**GIVEN EXERCISE:**
Print the entries verbatim, leaving out the images they contain.

**LISTED ENTRIES:**
## BEGIN

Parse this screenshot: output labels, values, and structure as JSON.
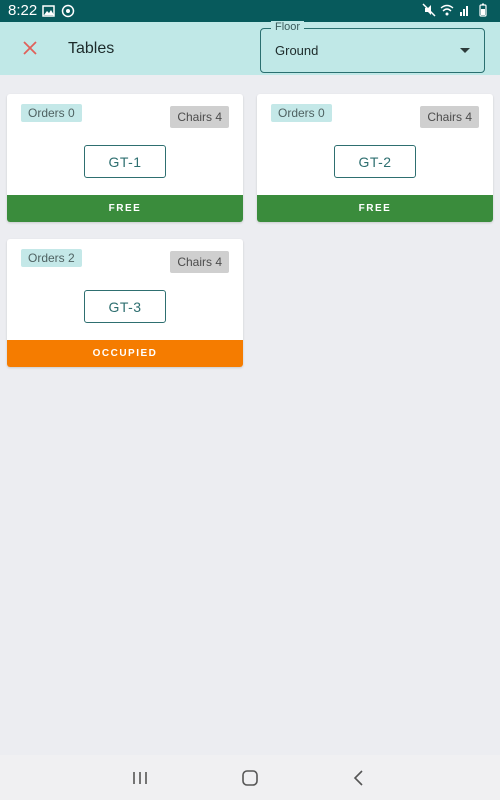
{
  "status_bar": {
    "time": "8:22",
    "background": "#075a5c"
  },
  "app_bar": {
    "title": "Tables",
    "close_icon": "close-icon",
    "floor_select": {
      "label": "Floor",
      "value": "Ground"
    }
  },
  "tables": [
    {
      "name": "GT-1",
      "orders_label": "Orders 0",
      "chairs_label": "Chairs 4",
      "status": "FREE",
      "status_color": "#3a8c3c"
    },
    {
      "name": "GT-2",
      "orders_label": "Orders 0",
      "chairs_label": "Chairs 4",
      "status": "FREE",
      "status_color": "#3a8c3c"
    },
    {
      "name": "GT-3",
      "orders_label": "Orders 2",
      "chairs_label": "Chairs 4",
      "status": "OCCUPIED",
      "status_color": "#f57c00"
    }
  ],
  "nav_bar": {
    "icons": [
      "recent-apps-icon",
      "home-icon",
      "back-icon"
    ]
  }
}
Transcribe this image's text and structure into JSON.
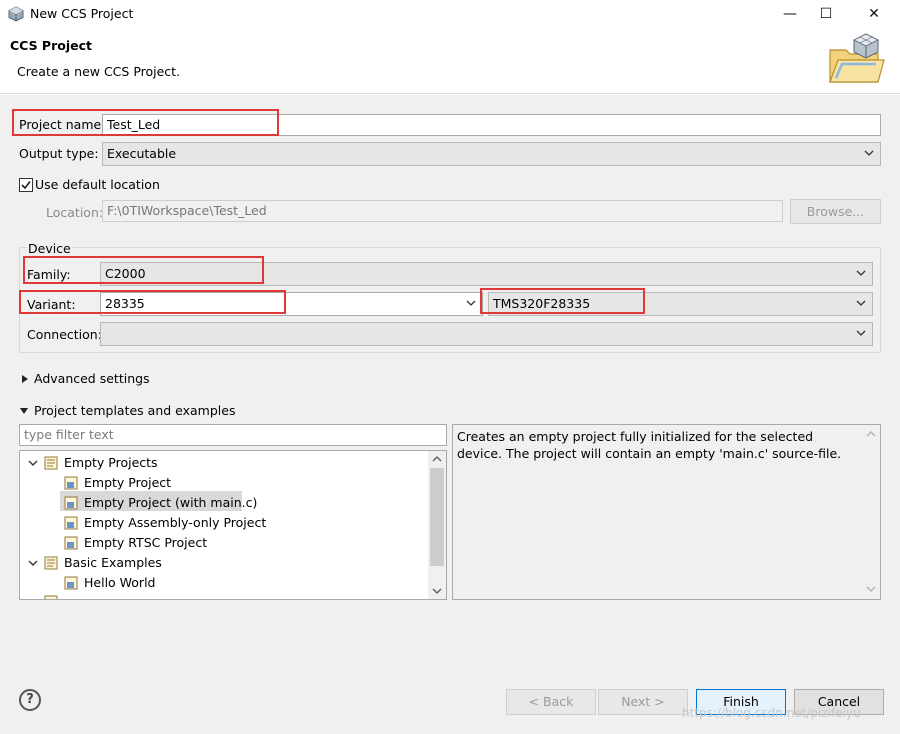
{
  "window": {
    "title": "New CCS Project",
    "minimize_glyph": "—",
    "maximize_glyph": "☐",
    "close_glyph": "✕"
  },
  "header": {
    "title": "CCS Project",
    "subtitle": "Create a new CCS Project."
  },
  "form": {
    "project_name_label": "Project name:",
    "project_name_value": "Test_Led",
    "output_type_label": "Output type:",
    "output_type_value": "Executable",
    "use_default_location_label": "Use default location",
    "use_default_location_checked": true,
    "location_label": "Location:",
    "location_value": "F:\\0TIWorkspace\\Test_Led",
    "browse_label": "Browse..."
  },
  "device": {
    "group_label": "Device",
    "family_label": "Family:",
    "family_value": "C2000",
    "variant_label": "Variant:",
    "variant_filter_value": "28335",
    "variant_value": "TMS320F28335",
    "connection_label": "Connection:",
    "connection_value": ""
  },
  "sections": {
    "advanced_label": "Advanced settings",
    "templates_label": "Project templates and examples"
  },
  "templates": {
    "filter_placeholder": "type filter text",
    "tree": [
      {
        "label": "Empty Projects",
        "level": 0,
        "expanded": true
      },
      {
        "label": "Empty Project",
        "level": 1
      },
      {
        "label": "Empty Project (with main.c)",
        "level": 1,
        "selected": true
      },
      {
        "label": "Empty Assembly-only Project",
        "level": 1
      },
      {
        "label": "Empty RTSC Project",
        "level": 1
      },
      {
        "label": "Basic Examples",
        "level": 0,
        "expanded": true
      },
      {
        "label": "Hello World",
        "level": 1
      }
    ],
    "description": "Creates an empty project fully initialized for the selected device. The project will contain an empty 'main.c' source-file."
  },
  "buttons": {
    "help_glyph": "?",
    "back": "< Back",
    "next": "Next >",
    "finish": "Finish",
    "cancel": "Cancel"
  },
  "watermark": "https://blog.csdn.net/pizifeiyu",
  "colors": {
    "highlight_box": "#e23737",
    "selection": "#d9d9d9",
    "default_button_border": "#0078d7"
  }
}
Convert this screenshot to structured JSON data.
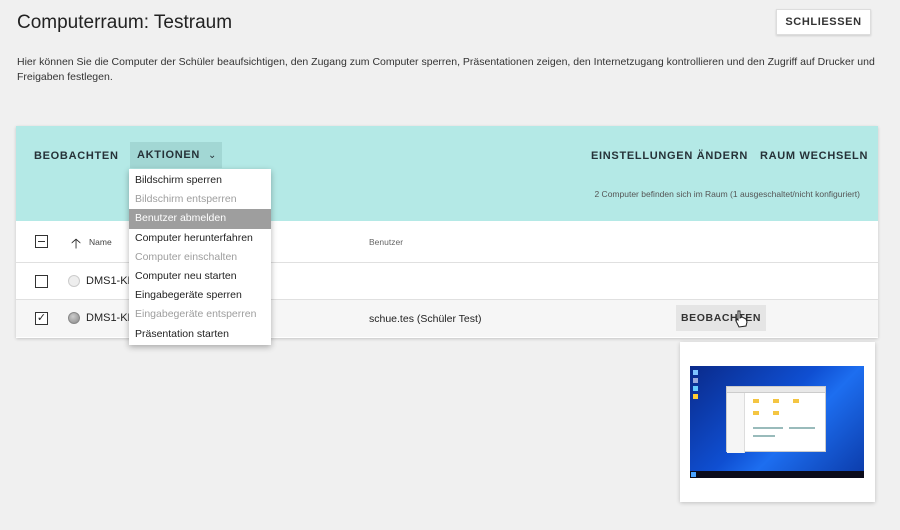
{
  "header": {
    "title": "Computerraum: Testraum",
    "close_label": "SCHLIESSEN",
    "description": "Hier können Sie die Computer der Schüler beaufsichtigen, den Zugang zum Computer sperren, Präsentationen zeigen, den Internetzugang kontrollieren und den Zugriff auf Drucker und Freigaben festlegen."
  },
  "toolbar": {
    "observe_label": "BEOBACHTEN",
    "actions_label": "AKTIONEN",
    "settings_label": "EINSTELLUNGEN ÄNDERN",
    "room_label": "RAUM WECHSELN",
    "room_info": "2 Computer befinden sich im Raum (1 ausgeschaltet/nicht konfiguriert)"
  },
  "table": {
    "col_name": "Name",
    "col_user": "Benutzer",
    "rows": [
      {
        "name": "DMS1-KD",
        "user": "",
        "selected": false,
        "status": "off"
      },
      {
        "name": "DMS1-KD",
        "user": "schue.tes (Schüler Test)",
        "selected": true,
        "status": "on",
        "observe_label": "BEOBACHTEN"
      }
    ]
  },
  "actions_menu": {
    "items": [
      {
        "label": "Bildschirm sperren",
        "state": "enabled"
      },
      {
        "label": "Bildschirm entsperren",
        "state": "disabled"
      },
      {
        "label": "Benutzer abmelden",
        "state": "active"
      },
      {
        "label": "Computer herunterfahren",
        "state": "enabled"
      },
      {
        "label": "Computer einschalten",
        "state": "disabled"
      },
      {
        "label": "Computer neu starten",
        "state": "enabled"
      },
      {
        "label": "Eingabegeräte sperren",
        "state": "enabled"
      },
      {
        "label": "Eingabegeräte entsperren",
        "state": "disabled"
      },
      {
        "label": "Präsentation starten",
        "state": "enabled"
      }
    ]
  },
  "colors": {
    "toolbar_bg": "#b4e9e6",
    "actions_bg": "#a2d7d4",
    "menu_active_bg": "#9e9e9e",
    "page_bg": "#f0f0f0"
  }
}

## END

**THE COMPLETED TASK:**
Parse this screenshot: output labels, values, and structure as JSON.
{
  "status_bar": {
    "time": "8:22",
    "background": "#075a5c"
  },
  "app_bar": {
    "title": "Tables",
    "close_icon": "close-icon",
    "floor_select": {
      "label": "Floor",
      "value": "Ground"
    }
  },
  "tables": [
    {
      "name": "GT-1",
      "orders_label": "Orders 0",
      "chairs_label": "Chairs 4",
      "status": "FREE",
      "status_color": "#3a8c3c"
    },
    {
      "name": "GT-2",
      "orders_label": "Orders 0",
      "chairs_label": "Chairs 4",
      "status": "FREE",
      "status_color": "#3a8c3c"
    },
    {
      "name": "GT-3",
      "orders_label": "Orders 2",
      "chairs_label": "Chairs 4",
      "status": "OCCUPIED",
      "status_color": "#f57c00"
    }
  ],
  "nav_bar": {
    "icons": [
      "recent-apps-icon",
      "home-icon",
      "back-icon"
    ]
  }
}
Transcribe this image's text and structure into JSON.
{
  "window": {
    "title": "New CCS Project",
    "minimize_glyph": "—",
    "maximize_glyph": "☐",
    "close_glyph": "✕"
  },
  "header": {
    "title": "CCS Project",
    "subtitle": "Create a new CCS Project."
  },
  "form": {
    "project_name_label": "Project name:",
    "project_name_value": "Test_Led",
    "output_type_label": "Output type:",
    "output_type_value": "Executable",
    "use_default_location_label": "Use default location",
    "use_default_location_checked": true,
    "location_label": "Location:",
    "location_value": "F:\\0TIWorkspace\\Test_Led",
    "browse_label": "Browse..."
  },
  "device": {
    "group_label": "Device",
    "family_label": "Family:",
    "family_value": "C2000",
    "variant_label": "Variant:",
    "variant_filter_value": "28335",
    "variant_value": "TMS320F28335",
    "connection_label": "Connection:",
    "connection_value": ""
  },
  "sections": {
    "advanced_label": "Advanced settings",
    "templates_label": "Project templates and examples"
  },
  "templates": {
    "filter_placeholder": "type filter text",
    "tree": [
      {
        "label": "Empty Projects",
        "level": 0,
        "expanded": true
      },
      {
        "label": "Empty Project",
        "level": 1
      },
      {
        "label": "Empty Project (with main.c)",
        "level": 1,
        "selected": true
      },
      {
        "label": "Empty Assembly-only Project",
        "level": 1
      },
      {
        "label": "Empty RTSC Project",
        "level": 1
      },
      {
        "label": "Basic Examples",
        "level": 0,
        "expanded": true
      },
      {
        "label": "Hello World",
        "level": 1
      }
    ],
    "description": "Creates an empty project fully initialized for the selected device. The project will contain an empty 'main.c' source-file."
  },
  "buttons": {
    "help_glyph": "?",
    "back": "< Back",
    "next": "Next >",
    "finish": "Finish",
    "cancel": "Cancel"
  },
  "watermark": "https://blog.csdn.net/pizifeiyu",
  "colors": {
    "highlight_box": "#e23737",
    "selection": "#d9d9d9",
    "default_button_border": "#0078d7"
  }
}
Convert this screenshot to structured JSON data.
{
  "header": {
    "title": "Computerraum: Testraum",
    "close_label": "SCHLIESSEN",
    "description": "Hier können Sie die Computer der Schüler beaufsichtigen, den Zugang zum Computer sperren, Präsentationen zeigen, den Internetzugang kontrollieren und den Zugriff auf Drucker und Freigaben festlegen."
  },
  "toolbar": {
    "observe_label": "BEOBACHTEN",
    "actions_label": "AKTIONEN",
    "settings_label": "EINSTELLUNGEN ÄNDERN",
    "room_label": "RAUM WECHSELN",
    "room_info": "2 Computer befinden sich im Raum (1 ausgeschaltet/nicht konfiguriert)"
  },
  "table": {
    "col_name": "Name",
    "col_user": "Benutzer",
    "rows": [
      {
        "name": "DMS1-KD",
        "user": "",
        "selected": false,
        "status": "off"
      },
      {
        "name": "DMS1-KD",
        "user": "schue.tes (Schüler Test)",
        "selected": true,
        "status": "on",
        "observe_label": "BEOBACHTEN"
      }
    ]
  },
  "actions_menu": {
    "items": [
      {
        "label": "Bildschirm sperren",
        "state": "enabled"
      },
      {
        "label": "Bildschirm entsperren",
        "state": "disabled"
      },
      {
        "label": "Benutzer abmelden",
        "state": "active"
      },
      {
        "label": "Computer herunterfahren",
        "state": "enabled"
      },
      {
        "label": "Computer einschalten",
        "state": "disabled"
      },
      {
        "label": "Computer neu starten",
        "state": "enabled"
      },
      {
        "label": "Eingabegeräte sperren",
        "state": "enabled"
      },
      {
        "label": "Eingabegeräte entsperren",
        "state": "disabled"
      },
      {
        "label": "Präsentation starten",
        "state": "enabled"
      }
    ]
  },
  "colors": {
    "toolbar_bg": "#b4e9e6",
    "actions_bg": "#a2d7d4",
    "menu_active_bg": "#9e9e9e",
    "page_bg": "#f0f0f0"
  }
}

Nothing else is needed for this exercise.